Your task is to copy every line of the entries that contains "الصحاح".

-- Start --

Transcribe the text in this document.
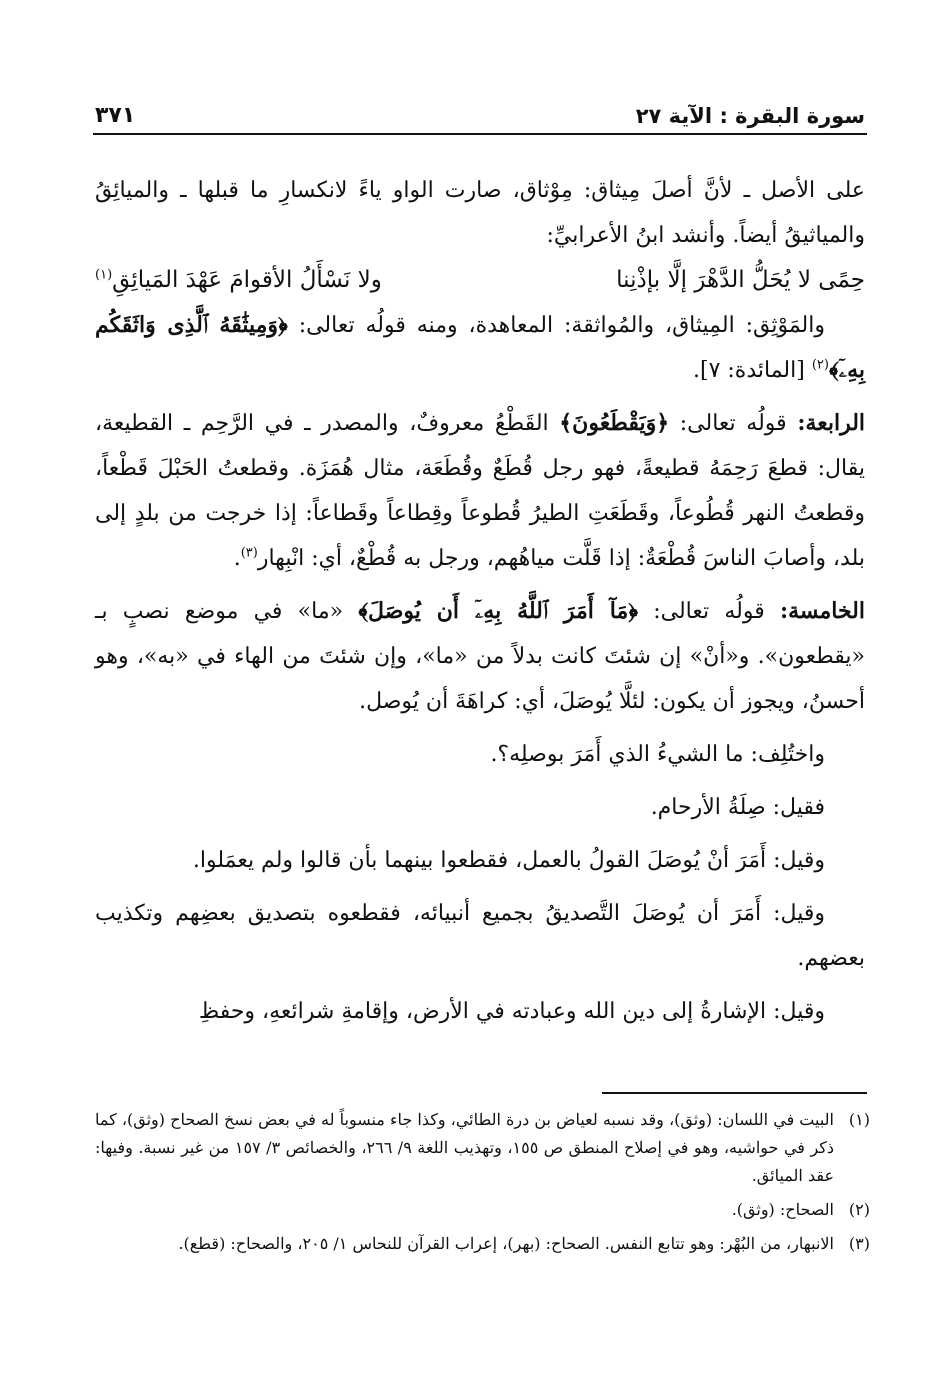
سورة البقرة : الآية ٢٧
٣٧١

على الأصل ـ لأنَّ أصلَ مِيثاق: مِوْثاق، صارت الواو ياءً لانكسارِ ما قبلها ـ والميائِقُ والمياثيقُ أيضاً. وأنشد ابنُ الأعرابيِّ:

حِمًى لا يُحَلُّ الدَّهْرَ إلَّا بإذْنِنا
ولا نَسْأَلُ الأقوامَ عَهْدَ المَيائِقِ$^{(١)}$

والمَوْثِق: المِيثاق، والمُواثقة: المعاهدة، ومنه قولُه تعالى: ﴿وَمِيثَٰقَهُ ٱلَّذِى وَاثَقَكُم بِهِۦٓ﴾$^{(٢)}$ [المائدة: ٧].

الرابعة: قولُه تعالى: ﴿وَيَقْطَعُونَ﴾ القَطْعُ معروفٌ، والمصدر ـ في الرَّحِم ـ القطيعة، يقال: قطعَ رَحِمَهُ قطيعةً، فهو رجل قُطَعٌ وقُطَعَة، مثال هُمَزَة. وقطعتُ الحَبْلَ قَطْعاً، وقطعتُ النهر قُطُوعاً، وقَطَعَتِ الطيرُ قُطوعاً وقِطاعاً وقَطاعاً: إذا خرجت من بلدٍ إلى بلد، وأصابَ الناسَ قُطْعَةٌ: إذا قَلَّت مياهُهم، ورجل به قُطْعٌ، أي: انْبِهار$^{(٣)}$.

الخامسة: قولُه تعالى: ﴿مَآ أَمَرَ ٱللَّهُ بِهِۦٓ أَن يُوصَلَ﴾ «ما» في موضع نصبٍ بـ «يقطعون». و«أنْ» إن شئتَ كانت بدلاً من «ما»، وإن شئتَ من الهاء في «به»، وهو أحسنُ، ويجوز أن يكون: لئلَّا يُوصَلَ، أي: كراهَةَ أن يُوصل.

واختُلِف: ما الشيءُ الذي أَمَرَ بوصلِه؟.

فقيل: صِلَةُ الأرحام.

وقيل: أَمَرَ أنْ يُوصَلَ القولُ بالعمل، فقطعوا بينهما بأن قالوا ولم يعمَلوا.

وقيل: أَمَرَ أن يُوصَلَ التَّصديقُ بجميع أنبيائه، فقطعوه بتصديق بعضِهم وتكذيب بعضهم.

وقيل: الإشارةُ إلى دين الله وعبادته في الأرض، وإقامةِ شرائعهِ، وحفظِ

(١)
البيت في اللسان: (وثق)، وقد نسبه لعياض بن درة الطائي، وكذا جاء منسوباً له في بعض نسخ الصحاح (وثق)، كما ذكر في حواشيه، وهو في إصلاح المنطق ص ١٥٥، وتهذيب اللغة ٩/ ٢٦٦، والخصائص ٣/ ١٥٧ من غير نسبة. وفيها: عقد الميائق.
(٢)
الصحاح: (وثق).
(٣)
الانبهار، من البُهْر: وهو تتابع النفس. الصحاح: (بهر)، إعراب القرآن للنحاس ١/ ٢٠٥، والصحاح: (قطع).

-- End --

→ **Expected output**:
البيت في اللسان: (وثق)، وقد نسبه لعياض بن درة الطائي، وكذا جاء منسوباً له في بعض نسخ الصحاح (وثق)، كما ذكر في حواشيه، وهو في إصلاح المنطق ص ١٥٥، وتهذيب اللغة ٩/ ٢٦٦، والخصائص ٣/ ١٥٧ من غير نسبة. وفيها: عقد الميائق.
الصحاح: (وثق).
الانبهار، من البُهْر: وهو تتابع النفس. الصحاح: (بهر)، إعراب القرآن للنحاس ١/ ٢٠٥، والصحاح: (قطع).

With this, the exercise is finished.